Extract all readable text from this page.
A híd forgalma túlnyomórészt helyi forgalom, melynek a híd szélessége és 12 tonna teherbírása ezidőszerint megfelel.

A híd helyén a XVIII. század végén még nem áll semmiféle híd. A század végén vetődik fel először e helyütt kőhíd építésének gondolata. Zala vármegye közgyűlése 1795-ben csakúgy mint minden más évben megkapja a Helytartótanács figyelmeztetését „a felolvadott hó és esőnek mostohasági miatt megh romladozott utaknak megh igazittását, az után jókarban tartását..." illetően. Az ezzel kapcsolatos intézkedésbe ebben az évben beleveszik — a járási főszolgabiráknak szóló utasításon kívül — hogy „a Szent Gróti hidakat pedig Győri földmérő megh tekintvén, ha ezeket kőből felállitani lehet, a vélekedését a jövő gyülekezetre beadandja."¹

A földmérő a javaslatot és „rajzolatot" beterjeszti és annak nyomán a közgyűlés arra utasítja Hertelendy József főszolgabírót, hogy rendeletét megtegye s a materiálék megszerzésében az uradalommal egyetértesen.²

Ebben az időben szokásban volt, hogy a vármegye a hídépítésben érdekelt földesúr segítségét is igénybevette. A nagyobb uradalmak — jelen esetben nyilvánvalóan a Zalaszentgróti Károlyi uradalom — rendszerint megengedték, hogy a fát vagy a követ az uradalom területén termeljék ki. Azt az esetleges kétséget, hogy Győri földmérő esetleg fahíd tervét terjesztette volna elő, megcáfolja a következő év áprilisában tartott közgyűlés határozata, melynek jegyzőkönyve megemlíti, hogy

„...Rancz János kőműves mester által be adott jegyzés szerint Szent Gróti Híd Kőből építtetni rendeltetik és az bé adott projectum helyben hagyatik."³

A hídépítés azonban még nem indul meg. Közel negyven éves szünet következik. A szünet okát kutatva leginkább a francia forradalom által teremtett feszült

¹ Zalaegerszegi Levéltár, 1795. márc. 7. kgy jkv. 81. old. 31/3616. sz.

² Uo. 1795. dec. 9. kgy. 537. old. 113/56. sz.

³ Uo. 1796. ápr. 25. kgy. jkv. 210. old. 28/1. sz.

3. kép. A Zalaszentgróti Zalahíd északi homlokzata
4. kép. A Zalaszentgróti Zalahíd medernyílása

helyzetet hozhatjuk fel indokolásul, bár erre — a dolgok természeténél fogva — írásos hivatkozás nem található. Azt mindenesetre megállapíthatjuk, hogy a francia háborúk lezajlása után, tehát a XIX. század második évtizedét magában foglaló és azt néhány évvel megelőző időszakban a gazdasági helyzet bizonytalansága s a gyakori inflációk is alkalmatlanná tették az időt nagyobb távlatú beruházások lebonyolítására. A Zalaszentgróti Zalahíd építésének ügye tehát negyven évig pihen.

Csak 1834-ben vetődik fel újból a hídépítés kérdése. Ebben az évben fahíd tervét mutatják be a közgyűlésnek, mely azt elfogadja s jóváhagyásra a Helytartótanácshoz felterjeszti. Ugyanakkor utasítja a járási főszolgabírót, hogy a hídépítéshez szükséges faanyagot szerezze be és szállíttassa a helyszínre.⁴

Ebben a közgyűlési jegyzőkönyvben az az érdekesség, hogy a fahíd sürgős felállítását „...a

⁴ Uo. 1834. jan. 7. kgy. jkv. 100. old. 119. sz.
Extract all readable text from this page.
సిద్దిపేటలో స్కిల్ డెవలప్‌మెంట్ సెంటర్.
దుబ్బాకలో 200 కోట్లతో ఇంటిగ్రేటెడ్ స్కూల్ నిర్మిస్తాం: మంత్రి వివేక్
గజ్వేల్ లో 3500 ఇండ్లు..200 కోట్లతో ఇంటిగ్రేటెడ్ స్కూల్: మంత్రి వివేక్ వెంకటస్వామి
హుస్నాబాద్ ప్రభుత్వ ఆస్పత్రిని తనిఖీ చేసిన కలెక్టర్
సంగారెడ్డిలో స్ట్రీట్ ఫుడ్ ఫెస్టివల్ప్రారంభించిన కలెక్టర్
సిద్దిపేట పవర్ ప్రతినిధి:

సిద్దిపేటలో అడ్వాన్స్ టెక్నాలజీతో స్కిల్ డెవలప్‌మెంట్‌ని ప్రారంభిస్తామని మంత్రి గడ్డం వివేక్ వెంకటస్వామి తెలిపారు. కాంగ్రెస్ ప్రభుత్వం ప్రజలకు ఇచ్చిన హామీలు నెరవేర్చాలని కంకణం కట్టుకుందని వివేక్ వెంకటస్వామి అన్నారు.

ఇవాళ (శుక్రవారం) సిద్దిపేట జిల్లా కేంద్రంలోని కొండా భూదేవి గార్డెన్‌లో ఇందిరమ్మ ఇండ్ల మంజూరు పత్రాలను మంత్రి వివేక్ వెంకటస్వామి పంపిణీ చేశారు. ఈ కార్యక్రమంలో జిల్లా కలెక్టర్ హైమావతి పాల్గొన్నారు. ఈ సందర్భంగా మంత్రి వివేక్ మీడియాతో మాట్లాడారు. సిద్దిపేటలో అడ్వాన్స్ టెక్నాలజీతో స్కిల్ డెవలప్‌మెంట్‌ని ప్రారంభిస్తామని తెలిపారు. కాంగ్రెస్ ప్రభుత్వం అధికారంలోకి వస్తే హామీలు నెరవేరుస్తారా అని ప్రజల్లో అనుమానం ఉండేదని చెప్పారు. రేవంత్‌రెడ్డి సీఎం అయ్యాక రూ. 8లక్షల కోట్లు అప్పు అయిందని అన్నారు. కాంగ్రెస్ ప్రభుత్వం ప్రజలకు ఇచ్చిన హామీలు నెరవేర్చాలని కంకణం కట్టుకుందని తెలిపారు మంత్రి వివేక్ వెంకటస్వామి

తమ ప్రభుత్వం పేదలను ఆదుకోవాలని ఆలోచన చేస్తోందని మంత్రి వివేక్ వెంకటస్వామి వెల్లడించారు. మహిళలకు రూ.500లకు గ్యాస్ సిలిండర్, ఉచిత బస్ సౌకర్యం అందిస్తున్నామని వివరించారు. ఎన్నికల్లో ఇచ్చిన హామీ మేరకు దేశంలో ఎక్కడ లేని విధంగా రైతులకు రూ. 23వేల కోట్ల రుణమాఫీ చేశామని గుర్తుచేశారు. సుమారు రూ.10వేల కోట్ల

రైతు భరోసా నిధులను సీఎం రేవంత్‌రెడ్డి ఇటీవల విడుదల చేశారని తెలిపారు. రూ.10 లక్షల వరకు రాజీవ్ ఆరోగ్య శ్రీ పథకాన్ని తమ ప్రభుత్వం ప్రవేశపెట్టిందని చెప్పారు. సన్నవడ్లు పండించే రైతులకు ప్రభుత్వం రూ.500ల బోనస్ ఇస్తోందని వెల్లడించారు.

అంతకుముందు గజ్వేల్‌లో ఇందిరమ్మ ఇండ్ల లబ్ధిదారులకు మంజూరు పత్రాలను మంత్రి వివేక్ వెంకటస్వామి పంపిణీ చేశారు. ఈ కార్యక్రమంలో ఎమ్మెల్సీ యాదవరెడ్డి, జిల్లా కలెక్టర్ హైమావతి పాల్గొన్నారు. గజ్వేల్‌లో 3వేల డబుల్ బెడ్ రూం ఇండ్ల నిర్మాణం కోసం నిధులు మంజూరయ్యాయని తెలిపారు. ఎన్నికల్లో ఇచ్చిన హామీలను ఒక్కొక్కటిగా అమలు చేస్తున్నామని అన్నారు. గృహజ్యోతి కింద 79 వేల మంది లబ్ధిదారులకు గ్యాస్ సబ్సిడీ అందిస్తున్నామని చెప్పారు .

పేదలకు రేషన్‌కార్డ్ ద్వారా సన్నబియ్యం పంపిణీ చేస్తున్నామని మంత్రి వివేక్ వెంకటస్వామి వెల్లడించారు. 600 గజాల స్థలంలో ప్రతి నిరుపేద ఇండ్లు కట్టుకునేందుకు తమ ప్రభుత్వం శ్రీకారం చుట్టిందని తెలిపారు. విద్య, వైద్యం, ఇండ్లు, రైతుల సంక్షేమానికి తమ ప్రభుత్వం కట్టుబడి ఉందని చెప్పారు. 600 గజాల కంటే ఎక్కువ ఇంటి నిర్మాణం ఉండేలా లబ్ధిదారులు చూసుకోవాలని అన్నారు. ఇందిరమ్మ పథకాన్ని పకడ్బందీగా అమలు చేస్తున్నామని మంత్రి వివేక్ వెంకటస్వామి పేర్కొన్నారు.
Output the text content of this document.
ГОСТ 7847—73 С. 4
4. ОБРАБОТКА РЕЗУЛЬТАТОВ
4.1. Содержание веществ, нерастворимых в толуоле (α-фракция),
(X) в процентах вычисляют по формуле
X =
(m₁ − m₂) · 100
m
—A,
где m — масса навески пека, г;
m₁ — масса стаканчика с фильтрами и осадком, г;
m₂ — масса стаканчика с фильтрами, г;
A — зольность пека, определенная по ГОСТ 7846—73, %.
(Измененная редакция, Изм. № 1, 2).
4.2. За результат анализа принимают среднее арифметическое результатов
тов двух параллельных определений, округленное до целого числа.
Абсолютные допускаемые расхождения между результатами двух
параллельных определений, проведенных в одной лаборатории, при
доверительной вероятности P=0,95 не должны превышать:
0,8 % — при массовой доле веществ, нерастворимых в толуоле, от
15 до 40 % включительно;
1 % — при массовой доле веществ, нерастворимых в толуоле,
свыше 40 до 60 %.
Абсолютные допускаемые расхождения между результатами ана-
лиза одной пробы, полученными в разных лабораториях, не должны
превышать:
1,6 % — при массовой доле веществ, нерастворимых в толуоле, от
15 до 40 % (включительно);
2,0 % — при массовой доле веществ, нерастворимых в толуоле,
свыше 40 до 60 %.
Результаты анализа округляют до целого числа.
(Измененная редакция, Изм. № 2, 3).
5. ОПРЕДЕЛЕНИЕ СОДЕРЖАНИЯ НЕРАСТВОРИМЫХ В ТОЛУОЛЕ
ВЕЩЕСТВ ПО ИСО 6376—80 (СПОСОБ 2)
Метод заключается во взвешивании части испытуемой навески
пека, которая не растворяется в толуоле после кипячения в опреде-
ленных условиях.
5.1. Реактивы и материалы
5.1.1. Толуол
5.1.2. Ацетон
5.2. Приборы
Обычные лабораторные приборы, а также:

----------------

» **TASK INSTRUCTIONS**: Using the listing above, list every line in which the string "навески" occurs.

» **FULL ANSWER**:
где m — масса навески пека, г;
Метод заключается во взвешивании части испытуемой навески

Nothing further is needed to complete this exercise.